= Rows from a dataset =
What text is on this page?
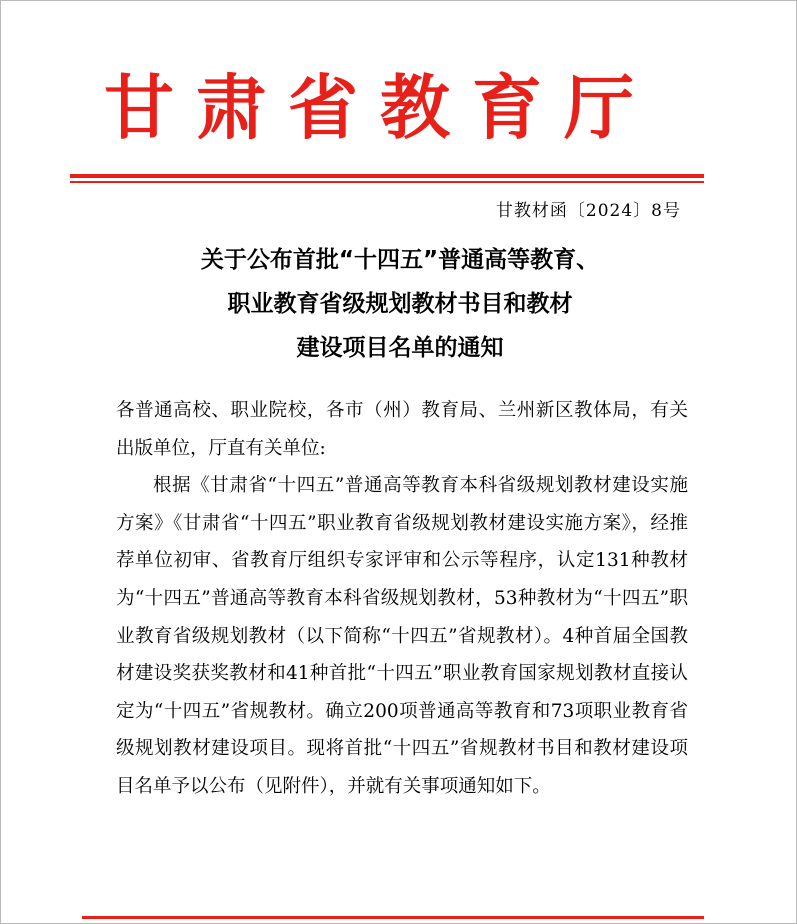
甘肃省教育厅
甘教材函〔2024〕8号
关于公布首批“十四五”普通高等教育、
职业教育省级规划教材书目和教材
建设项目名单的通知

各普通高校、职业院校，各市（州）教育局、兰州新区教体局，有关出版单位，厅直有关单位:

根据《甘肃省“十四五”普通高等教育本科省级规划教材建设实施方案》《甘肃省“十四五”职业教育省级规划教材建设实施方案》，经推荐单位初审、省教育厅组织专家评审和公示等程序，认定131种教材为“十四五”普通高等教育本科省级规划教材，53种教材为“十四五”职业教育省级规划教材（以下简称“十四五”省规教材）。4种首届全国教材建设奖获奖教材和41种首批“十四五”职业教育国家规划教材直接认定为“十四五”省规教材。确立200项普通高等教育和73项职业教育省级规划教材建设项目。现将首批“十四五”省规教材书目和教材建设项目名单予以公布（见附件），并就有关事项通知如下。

= TASK =
Without the pictures, write out all of the material exactly.

= THE RESULT =
What text is on this page?
甘肃省教育厅
甘教材函〔2024〕8号
关于公布首批“十四五”普通高等教育、
职业教育省级规划教材书目和教材
建设项目名单的通知

各普通高校、职业院校，各市（州）教育局、兰州新区教体局，有关出版单位，厅直有关单位:

根据《甘肃省“十四五”普通高等教育本科省级规划教材建设实施方案》《甘肃省“十四五”职业教育省级规划教材建设实施方案》，经推荐单位初审、省教育厅组织专家评审和公示等程序，认定131种教材为“十四五”普通高等教育本科省级规划教材，53种教材为“十四五”职业教育省级规划教材（以下简称“十四五”省规教材）。4种首届全国教材建设奖获奖教材和41种首批“十四五”职业教育国家规划教材直接认定为“十四五”省规教材。确立200项普通高等教育和73项职业教育省级规划教材建设项目。现将首批“十四五”省规教材书目和教材建设项目名单予以公布（见附件），并就有关事项通知如下。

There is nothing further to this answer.